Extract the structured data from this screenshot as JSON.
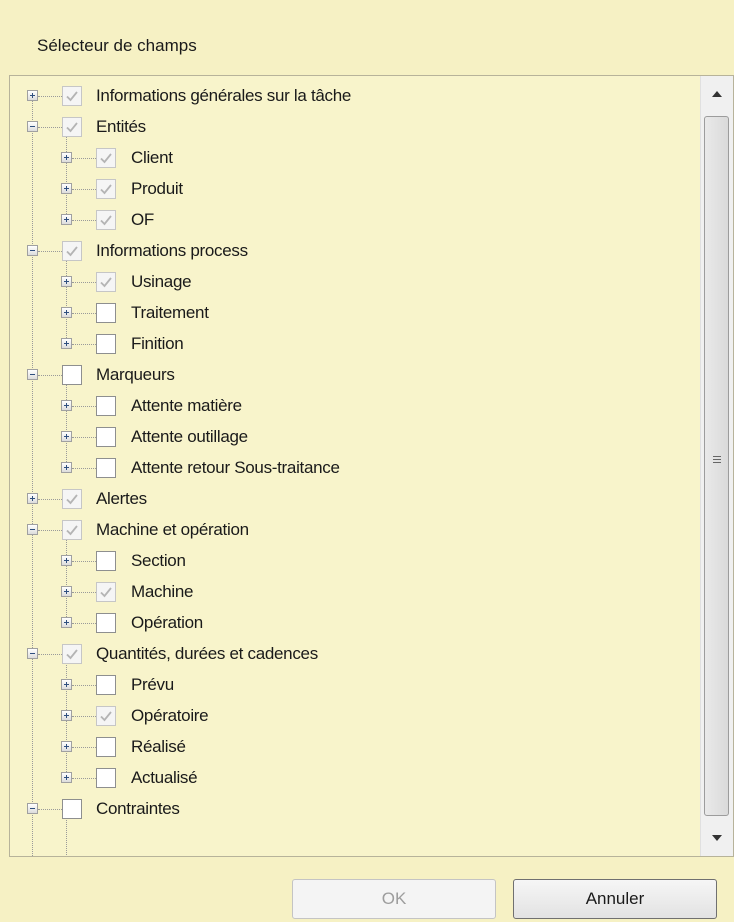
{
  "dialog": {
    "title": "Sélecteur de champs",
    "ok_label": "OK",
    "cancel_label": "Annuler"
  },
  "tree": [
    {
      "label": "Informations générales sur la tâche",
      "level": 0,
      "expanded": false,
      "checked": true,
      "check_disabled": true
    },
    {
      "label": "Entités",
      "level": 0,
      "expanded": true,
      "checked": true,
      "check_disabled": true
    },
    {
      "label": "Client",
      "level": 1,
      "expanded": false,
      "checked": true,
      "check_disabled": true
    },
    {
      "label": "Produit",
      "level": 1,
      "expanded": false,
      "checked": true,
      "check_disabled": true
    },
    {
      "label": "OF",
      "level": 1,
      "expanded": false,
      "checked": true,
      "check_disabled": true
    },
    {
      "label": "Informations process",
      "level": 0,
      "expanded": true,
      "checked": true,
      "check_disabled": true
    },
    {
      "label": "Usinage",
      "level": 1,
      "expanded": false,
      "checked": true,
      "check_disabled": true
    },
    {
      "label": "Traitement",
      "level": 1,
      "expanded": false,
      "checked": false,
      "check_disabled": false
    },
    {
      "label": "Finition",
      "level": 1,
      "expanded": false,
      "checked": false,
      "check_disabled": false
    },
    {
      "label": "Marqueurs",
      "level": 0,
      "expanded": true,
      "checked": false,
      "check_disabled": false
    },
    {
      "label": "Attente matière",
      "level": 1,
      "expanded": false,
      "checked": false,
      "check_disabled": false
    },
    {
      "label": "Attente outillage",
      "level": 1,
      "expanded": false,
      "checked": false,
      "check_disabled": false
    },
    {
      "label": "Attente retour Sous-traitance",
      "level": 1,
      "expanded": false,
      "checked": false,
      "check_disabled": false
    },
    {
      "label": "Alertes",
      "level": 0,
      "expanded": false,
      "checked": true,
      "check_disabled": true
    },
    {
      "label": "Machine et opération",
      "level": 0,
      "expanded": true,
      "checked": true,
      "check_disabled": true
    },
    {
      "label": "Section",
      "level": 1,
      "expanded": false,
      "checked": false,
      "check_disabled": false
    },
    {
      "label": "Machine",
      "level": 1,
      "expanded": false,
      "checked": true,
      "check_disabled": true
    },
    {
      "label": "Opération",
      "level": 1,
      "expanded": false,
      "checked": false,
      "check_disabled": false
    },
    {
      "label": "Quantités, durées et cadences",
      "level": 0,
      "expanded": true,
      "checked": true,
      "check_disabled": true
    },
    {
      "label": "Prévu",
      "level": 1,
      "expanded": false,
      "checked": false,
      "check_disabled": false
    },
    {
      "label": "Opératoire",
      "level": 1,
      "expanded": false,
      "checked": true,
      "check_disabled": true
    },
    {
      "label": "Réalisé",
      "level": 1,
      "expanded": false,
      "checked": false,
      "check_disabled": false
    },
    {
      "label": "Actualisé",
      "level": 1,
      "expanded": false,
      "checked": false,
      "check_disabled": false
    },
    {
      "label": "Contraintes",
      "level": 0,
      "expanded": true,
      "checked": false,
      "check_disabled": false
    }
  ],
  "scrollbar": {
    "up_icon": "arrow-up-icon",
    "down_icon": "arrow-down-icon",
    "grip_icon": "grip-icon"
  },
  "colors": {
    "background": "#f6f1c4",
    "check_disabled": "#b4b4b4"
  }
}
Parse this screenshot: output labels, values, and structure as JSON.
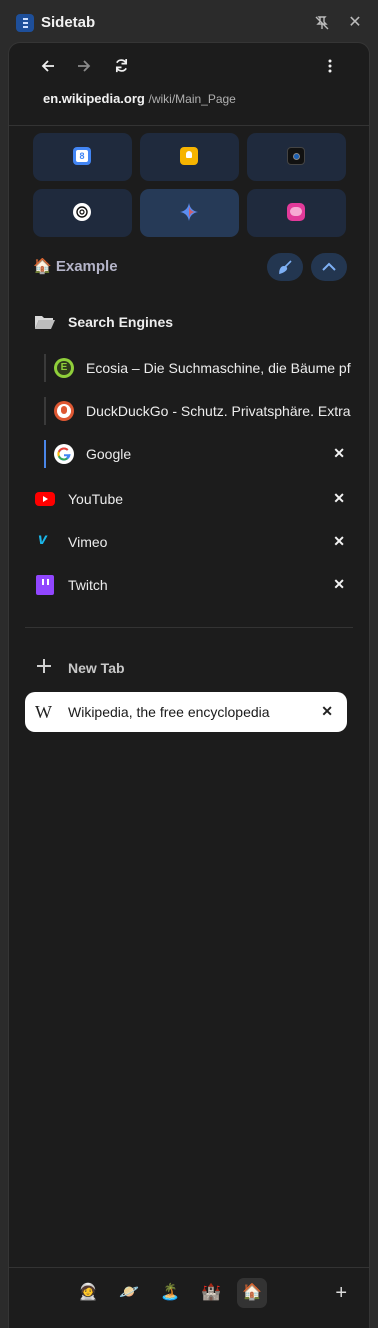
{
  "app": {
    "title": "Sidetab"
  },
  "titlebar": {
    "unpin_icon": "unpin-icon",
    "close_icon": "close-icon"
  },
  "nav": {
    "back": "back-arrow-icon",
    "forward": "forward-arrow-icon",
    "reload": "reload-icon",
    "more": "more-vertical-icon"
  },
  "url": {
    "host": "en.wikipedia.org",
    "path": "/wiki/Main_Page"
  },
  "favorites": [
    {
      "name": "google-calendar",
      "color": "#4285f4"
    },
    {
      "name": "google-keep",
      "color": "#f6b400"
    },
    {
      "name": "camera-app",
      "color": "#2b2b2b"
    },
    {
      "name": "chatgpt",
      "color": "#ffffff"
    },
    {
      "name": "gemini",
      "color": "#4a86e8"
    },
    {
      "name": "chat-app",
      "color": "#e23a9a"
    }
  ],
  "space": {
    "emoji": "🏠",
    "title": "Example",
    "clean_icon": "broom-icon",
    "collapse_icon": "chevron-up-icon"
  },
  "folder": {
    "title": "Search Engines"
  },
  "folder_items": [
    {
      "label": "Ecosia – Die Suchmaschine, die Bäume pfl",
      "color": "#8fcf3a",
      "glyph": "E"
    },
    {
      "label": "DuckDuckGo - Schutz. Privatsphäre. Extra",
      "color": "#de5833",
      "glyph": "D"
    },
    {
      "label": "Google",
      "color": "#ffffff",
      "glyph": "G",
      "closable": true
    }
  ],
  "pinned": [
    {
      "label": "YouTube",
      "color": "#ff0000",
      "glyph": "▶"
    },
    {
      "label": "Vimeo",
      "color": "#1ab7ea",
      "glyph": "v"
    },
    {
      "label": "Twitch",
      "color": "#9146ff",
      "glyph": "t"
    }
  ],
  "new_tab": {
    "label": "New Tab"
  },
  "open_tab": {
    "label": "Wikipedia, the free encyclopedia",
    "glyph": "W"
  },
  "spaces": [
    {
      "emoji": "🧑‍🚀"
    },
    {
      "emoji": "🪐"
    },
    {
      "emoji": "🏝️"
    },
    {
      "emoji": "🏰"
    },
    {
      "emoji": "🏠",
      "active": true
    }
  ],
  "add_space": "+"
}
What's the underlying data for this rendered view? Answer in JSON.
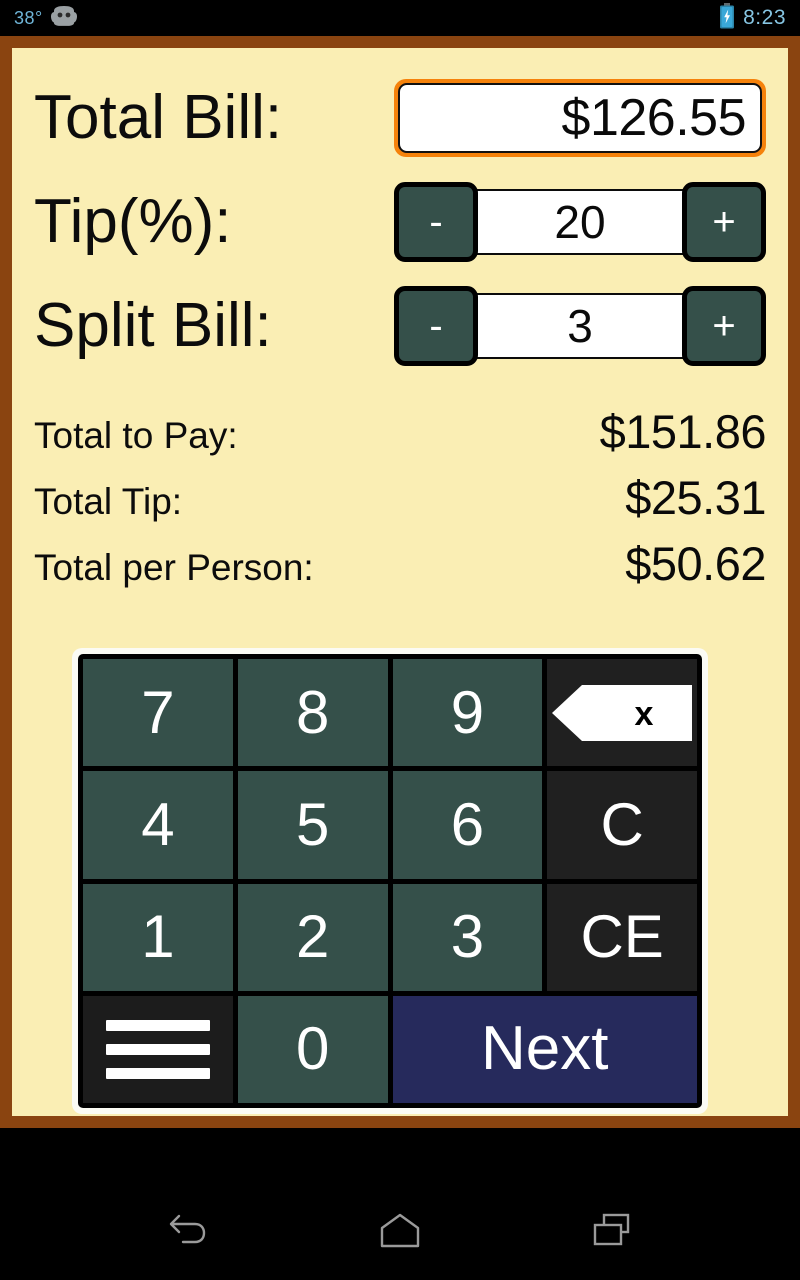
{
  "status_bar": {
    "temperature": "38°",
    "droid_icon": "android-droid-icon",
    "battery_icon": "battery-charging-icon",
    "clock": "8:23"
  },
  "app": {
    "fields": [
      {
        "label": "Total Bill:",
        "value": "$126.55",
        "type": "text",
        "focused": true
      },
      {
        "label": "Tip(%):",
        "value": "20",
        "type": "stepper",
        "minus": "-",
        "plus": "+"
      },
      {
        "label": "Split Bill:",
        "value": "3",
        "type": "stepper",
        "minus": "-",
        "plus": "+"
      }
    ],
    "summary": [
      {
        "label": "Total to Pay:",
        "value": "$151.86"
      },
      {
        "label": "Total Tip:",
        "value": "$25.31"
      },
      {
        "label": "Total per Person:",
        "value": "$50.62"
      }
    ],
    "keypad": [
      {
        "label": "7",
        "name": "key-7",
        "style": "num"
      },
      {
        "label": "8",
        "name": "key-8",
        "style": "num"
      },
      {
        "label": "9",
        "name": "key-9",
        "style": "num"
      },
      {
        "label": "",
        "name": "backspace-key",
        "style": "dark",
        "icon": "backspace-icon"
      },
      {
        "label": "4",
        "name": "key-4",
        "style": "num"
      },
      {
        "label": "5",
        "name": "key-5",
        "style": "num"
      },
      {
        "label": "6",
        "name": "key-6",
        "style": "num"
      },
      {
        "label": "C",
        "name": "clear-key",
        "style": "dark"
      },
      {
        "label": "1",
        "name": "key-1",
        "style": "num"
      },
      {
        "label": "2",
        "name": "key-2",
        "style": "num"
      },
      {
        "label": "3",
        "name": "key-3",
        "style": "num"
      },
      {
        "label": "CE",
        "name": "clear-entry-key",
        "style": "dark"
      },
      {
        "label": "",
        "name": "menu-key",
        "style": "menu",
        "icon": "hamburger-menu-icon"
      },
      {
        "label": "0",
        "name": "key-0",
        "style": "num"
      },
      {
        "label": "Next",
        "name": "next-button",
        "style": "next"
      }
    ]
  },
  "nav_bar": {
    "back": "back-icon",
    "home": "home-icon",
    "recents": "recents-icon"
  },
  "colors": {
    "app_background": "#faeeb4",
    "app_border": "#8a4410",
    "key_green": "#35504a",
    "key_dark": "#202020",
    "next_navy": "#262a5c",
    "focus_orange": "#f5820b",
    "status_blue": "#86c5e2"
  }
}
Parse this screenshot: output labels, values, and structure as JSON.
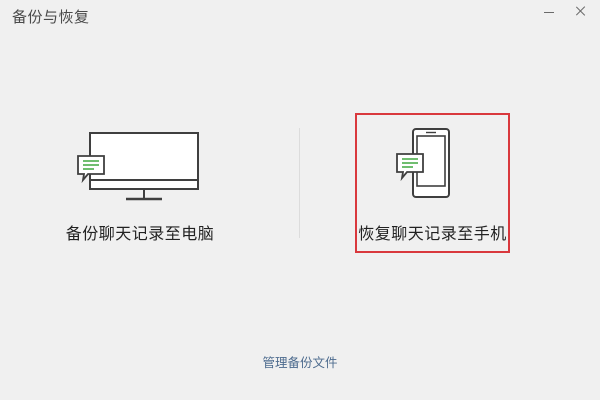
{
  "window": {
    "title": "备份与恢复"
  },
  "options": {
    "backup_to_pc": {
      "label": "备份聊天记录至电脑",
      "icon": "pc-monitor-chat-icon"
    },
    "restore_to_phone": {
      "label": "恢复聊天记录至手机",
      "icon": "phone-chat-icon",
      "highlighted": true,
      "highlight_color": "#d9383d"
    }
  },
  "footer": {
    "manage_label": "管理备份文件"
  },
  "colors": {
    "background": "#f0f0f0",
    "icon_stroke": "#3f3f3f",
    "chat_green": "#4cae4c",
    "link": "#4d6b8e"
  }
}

---+---

### INSTRUCTION
Copy all lines from the entries that contain the word "backspace".

### CORRECT ANSWER
        "name": "backspace-key",
        "icon": "backspace-icon"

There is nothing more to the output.